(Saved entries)
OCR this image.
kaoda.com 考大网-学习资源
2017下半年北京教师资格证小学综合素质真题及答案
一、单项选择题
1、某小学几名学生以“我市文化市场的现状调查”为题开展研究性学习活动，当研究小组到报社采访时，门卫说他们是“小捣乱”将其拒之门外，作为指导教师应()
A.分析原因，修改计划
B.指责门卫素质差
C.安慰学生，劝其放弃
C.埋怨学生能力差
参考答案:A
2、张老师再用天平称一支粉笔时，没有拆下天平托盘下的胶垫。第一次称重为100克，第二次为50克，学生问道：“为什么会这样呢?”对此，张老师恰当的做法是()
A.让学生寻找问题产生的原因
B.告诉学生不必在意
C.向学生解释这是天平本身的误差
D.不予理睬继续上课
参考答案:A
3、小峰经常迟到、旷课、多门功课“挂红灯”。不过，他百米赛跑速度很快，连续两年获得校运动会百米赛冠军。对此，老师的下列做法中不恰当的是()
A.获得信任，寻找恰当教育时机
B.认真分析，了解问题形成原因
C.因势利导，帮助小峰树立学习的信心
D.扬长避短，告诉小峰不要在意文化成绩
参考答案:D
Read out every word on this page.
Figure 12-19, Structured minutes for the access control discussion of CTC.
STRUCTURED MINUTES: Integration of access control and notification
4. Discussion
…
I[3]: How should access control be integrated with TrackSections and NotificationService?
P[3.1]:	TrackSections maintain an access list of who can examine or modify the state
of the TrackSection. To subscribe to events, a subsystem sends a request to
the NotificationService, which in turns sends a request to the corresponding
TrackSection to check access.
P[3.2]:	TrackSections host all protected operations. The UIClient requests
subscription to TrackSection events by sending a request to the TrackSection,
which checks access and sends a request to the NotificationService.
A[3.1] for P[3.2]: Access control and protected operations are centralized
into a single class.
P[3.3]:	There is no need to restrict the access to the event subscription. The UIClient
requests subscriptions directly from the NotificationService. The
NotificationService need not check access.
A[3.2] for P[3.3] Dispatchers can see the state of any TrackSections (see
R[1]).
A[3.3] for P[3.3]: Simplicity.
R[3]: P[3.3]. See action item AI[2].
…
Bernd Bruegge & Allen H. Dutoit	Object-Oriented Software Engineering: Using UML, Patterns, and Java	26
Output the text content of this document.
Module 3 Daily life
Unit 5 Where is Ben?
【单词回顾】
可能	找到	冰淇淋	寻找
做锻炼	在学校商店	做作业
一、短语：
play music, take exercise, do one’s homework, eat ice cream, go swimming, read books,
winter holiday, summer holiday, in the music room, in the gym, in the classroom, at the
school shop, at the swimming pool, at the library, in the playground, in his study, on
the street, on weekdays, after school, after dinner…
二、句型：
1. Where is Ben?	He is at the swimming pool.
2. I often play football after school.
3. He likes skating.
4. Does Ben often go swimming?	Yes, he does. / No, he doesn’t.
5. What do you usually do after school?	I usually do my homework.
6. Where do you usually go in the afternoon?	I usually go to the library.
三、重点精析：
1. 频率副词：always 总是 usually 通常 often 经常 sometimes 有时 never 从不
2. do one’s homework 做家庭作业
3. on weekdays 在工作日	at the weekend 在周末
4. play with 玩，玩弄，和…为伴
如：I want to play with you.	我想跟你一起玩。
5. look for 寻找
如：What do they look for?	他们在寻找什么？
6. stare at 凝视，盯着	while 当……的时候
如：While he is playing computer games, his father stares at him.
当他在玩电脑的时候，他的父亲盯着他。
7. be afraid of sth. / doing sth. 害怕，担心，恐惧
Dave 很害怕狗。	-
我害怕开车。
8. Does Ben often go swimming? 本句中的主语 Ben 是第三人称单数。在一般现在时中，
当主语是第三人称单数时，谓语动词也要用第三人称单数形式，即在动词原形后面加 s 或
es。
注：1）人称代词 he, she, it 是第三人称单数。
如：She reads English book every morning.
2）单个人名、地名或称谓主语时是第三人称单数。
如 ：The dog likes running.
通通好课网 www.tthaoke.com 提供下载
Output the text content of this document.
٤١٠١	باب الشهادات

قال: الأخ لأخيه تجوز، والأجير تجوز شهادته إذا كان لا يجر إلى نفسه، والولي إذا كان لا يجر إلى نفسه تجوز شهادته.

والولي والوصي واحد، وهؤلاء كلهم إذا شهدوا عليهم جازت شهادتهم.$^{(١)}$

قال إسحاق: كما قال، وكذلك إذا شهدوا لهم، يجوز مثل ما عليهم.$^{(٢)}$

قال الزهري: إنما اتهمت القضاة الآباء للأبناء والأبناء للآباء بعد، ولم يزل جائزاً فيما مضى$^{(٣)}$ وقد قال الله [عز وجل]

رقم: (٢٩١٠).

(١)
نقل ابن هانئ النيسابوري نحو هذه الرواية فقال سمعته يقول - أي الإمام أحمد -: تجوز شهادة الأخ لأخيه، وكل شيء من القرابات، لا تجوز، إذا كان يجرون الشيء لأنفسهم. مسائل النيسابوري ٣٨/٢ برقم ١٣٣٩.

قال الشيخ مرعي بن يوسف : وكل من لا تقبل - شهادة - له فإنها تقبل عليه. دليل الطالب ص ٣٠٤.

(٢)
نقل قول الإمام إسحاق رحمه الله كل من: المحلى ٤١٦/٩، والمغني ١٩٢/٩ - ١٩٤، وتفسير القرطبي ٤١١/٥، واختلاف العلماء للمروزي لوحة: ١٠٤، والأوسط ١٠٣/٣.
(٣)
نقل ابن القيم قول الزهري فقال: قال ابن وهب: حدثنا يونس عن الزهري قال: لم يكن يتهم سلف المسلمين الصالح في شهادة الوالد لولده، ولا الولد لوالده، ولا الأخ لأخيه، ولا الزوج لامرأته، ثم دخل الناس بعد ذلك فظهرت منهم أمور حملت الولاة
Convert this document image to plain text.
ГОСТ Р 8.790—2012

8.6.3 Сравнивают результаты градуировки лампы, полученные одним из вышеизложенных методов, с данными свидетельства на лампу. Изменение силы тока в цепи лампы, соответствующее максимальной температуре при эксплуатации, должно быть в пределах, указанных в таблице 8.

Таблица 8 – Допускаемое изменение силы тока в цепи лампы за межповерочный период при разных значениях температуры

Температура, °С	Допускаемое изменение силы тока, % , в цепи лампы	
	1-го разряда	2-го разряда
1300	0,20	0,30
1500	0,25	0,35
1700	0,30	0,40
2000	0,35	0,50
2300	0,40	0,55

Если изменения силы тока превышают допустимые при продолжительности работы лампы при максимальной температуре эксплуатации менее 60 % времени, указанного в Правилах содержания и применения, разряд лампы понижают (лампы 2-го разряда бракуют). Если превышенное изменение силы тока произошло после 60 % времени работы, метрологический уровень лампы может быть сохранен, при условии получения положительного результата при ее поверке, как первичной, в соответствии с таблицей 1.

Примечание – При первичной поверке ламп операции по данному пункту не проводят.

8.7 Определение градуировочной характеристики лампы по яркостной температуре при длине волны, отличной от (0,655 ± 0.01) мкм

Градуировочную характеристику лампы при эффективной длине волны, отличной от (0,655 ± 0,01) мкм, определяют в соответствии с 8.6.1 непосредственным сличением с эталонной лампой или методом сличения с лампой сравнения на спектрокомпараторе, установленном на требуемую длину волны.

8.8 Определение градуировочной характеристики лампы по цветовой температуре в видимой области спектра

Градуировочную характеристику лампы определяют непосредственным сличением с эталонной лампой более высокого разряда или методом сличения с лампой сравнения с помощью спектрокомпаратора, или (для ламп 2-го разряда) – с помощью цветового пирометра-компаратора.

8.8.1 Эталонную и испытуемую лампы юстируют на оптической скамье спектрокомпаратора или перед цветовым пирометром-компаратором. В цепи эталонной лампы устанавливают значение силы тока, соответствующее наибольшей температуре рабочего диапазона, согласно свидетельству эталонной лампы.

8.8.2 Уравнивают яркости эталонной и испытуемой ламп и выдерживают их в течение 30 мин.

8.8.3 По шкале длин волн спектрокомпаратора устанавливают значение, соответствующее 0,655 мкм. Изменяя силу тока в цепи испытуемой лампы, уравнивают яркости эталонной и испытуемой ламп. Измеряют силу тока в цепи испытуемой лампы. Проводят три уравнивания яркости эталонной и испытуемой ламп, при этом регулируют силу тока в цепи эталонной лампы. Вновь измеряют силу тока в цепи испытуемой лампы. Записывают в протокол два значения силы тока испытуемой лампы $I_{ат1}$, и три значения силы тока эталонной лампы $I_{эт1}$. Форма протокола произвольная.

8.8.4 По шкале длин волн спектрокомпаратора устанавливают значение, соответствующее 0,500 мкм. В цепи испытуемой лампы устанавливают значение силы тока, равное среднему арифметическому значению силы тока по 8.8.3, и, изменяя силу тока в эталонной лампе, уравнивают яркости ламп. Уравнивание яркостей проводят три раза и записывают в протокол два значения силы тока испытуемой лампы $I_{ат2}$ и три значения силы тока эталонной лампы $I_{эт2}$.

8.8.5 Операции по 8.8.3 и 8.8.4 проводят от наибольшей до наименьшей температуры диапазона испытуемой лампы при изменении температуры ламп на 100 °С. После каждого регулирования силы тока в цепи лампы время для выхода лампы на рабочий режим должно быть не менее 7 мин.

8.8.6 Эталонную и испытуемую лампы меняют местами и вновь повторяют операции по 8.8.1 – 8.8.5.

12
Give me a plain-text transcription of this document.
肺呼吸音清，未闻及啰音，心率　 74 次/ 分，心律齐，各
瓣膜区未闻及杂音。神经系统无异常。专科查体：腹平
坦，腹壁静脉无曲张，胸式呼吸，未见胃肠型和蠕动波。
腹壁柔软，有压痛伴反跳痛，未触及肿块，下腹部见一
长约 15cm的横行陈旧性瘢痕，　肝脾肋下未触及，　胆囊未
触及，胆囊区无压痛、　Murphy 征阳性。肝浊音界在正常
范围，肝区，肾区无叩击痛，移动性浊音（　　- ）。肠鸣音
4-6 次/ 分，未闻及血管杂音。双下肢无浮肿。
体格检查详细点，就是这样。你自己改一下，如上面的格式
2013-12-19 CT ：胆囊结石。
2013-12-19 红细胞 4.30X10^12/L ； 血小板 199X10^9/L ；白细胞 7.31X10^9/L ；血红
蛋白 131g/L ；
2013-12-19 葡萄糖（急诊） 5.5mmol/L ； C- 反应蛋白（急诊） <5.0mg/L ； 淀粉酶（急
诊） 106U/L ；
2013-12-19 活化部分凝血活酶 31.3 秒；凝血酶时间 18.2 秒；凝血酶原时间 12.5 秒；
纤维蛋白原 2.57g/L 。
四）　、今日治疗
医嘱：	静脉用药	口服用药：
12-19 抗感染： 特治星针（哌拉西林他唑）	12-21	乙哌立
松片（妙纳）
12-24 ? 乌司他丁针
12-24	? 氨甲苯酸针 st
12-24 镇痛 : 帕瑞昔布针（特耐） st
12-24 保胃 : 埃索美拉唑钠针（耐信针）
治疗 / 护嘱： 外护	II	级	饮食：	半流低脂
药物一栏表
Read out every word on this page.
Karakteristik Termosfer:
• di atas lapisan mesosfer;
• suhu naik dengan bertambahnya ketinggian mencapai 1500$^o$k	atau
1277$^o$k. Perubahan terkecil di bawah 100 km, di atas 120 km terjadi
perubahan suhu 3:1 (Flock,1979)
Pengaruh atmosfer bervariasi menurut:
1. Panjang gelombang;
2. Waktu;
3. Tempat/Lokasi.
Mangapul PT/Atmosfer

# Exercise directions:
Whenever "градуировочной" turns up in a line, pick that line out.

# Task output:
8.7 Определение градуировочной характеристики лампы по яркостной температуре при длине волны, отличной от (0,655 ± 0.01) мкм
8.8 Определение градуировочной характеристики лампы по цветовой температуре в видимой области спектра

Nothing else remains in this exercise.